▶ REQUEST:
Each line containing the word "graduates" must be reported.

▶ RECORD LIST:
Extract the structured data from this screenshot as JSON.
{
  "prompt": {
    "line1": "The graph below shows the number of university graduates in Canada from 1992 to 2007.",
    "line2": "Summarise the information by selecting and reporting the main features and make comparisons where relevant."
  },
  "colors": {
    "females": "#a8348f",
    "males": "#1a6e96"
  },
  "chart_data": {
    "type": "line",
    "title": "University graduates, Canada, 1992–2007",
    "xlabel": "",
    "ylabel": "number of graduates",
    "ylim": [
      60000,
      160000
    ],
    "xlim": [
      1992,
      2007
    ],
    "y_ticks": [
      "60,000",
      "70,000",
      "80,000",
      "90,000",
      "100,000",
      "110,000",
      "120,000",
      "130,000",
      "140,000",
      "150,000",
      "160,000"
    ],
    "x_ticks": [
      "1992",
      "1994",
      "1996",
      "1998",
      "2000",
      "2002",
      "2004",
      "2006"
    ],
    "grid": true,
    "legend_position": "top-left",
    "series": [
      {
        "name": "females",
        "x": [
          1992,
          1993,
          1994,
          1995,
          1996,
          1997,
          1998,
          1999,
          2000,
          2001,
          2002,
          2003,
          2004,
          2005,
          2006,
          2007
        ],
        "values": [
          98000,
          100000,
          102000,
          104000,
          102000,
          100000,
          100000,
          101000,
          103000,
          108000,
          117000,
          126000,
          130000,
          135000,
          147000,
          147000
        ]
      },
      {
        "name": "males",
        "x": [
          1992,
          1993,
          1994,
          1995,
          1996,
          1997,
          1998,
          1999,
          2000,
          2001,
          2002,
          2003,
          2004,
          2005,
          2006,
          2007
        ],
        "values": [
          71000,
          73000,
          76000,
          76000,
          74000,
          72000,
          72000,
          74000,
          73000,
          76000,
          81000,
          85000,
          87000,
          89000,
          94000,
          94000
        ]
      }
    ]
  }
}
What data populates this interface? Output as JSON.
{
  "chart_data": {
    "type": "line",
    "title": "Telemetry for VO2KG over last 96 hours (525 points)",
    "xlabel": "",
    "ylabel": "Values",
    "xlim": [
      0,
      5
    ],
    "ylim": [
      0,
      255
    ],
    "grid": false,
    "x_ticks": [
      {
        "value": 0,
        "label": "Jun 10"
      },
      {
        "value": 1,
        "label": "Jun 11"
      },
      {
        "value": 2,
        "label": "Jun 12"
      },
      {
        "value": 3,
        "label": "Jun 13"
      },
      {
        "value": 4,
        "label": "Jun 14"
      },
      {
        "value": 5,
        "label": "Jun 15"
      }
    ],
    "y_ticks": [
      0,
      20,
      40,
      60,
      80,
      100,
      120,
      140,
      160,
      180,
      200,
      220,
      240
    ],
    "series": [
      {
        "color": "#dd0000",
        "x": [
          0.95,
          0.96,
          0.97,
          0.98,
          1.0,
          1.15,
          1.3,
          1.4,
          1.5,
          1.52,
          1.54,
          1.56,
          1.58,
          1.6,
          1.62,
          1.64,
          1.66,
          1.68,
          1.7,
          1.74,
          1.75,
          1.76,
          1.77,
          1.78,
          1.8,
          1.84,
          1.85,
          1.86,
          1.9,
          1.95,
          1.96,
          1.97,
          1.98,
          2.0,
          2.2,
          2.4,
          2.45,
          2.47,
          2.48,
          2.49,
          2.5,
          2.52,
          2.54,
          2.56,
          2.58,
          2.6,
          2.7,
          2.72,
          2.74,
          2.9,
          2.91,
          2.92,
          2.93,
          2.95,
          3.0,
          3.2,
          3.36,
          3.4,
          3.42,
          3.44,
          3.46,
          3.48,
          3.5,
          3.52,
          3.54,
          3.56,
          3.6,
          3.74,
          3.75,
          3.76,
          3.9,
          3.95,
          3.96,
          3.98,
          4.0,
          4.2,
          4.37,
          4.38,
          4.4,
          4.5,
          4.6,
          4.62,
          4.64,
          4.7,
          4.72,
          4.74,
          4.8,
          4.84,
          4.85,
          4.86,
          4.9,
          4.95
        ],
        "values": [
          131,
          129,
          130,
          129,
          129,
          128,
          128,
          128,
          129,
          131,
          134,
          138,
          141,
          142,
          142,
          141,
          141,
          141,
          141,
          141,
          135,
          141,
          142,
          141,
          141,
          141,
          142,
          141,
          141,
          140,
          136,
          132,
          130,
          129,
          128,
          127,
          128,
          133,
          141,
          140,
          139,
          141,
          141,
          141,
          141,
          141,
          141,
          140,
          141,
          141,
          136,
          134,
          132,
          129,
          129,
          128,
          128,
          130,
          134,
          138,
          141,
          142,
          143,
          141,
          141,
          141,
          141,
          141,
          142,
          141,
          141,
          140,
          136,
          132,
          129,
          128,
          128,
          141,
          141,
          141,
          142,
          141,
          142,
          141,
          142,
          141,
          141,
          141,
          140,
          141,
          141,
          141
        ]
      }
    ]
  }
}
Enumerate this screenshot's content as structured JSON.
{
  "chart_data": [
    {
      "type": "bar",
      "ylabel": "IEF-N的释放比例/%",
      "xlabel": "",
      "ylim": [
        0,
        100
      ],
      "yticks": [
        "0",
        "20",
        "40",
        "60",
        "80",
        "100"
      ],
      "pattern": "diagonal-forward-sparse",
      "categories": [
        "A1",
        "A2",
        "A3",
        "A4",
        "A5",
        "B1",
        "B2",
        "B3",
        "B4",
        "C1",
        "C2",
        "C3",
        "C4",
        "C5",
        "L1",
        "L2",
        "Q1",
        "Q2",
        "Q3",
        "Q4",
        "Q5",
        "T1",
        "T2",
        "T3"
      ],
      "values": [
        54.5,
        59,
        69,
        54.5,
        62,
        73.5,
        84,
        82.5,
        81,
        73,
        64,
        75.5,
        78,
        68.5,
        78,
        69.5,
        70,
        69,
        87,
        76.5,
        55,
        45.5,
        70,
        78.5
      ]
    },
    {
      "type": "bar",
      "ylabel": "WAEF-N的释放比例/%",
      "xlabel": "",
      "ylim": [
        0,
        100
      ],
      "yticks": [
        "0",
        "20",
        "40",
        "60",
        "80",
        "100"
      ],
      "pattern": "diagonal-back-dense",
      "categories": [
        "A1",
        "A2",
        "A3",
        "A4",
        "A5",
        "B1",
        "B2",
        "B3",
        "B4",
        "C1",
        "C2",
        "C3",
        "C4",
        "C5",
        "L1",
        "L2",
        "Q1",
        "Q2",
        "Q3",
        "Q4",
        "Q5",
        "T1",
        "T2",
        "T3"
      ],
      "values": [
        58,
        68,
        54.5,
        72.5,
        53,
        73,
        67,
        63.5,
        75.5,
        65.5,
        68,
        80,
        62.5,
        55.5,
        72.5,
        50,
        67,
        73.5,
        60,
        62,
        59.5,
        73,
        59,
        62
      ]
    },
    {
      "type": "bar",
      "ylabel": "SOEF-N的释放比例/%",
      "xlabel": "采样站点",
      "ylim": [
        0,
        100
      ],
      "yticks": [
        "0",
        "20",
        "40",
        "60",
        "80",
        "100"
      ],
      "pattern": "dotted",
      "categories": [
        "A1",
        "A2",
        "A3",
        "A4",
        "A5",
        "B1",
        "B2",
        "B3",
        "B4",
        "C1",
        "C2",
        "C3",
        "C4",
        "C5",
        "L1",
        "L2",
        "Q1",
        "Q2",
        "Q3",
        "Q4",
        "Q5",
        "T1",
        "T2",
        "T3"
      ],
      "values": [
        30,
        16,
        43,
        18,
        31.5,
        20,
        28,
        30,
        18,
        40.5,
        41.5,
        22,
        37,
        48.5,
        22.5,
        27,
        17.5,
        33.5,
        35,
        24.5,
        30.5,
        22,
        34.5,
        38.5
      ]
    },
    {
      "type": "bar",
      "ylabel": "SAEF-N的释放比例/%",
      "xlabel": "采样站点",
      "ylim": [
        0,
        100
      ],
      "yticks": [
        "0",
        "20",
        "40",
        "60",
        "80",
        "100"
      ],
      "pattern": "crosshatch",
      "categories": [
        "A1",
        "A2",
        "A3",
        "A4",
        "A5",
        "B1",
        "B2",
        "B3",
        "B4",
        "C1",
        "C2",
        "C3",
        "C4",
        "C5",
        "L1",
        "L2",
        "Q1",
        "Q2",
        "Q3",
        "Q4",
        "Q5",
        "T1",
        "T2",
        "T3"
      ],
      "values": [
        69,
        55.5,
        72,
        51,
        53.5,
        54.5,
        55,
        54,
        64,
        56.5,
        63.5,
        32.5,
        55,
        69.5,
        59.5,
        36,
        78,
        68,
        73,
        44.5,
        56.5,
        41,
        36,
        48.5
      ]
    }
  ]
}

▶ RESULT:
    "line1": "The graph below shows the number of university graduates in Canada from 1992 to 2007.",
    "title": "University graduates, Canada, 1992–2007",
    "ylabel": "number of graduates",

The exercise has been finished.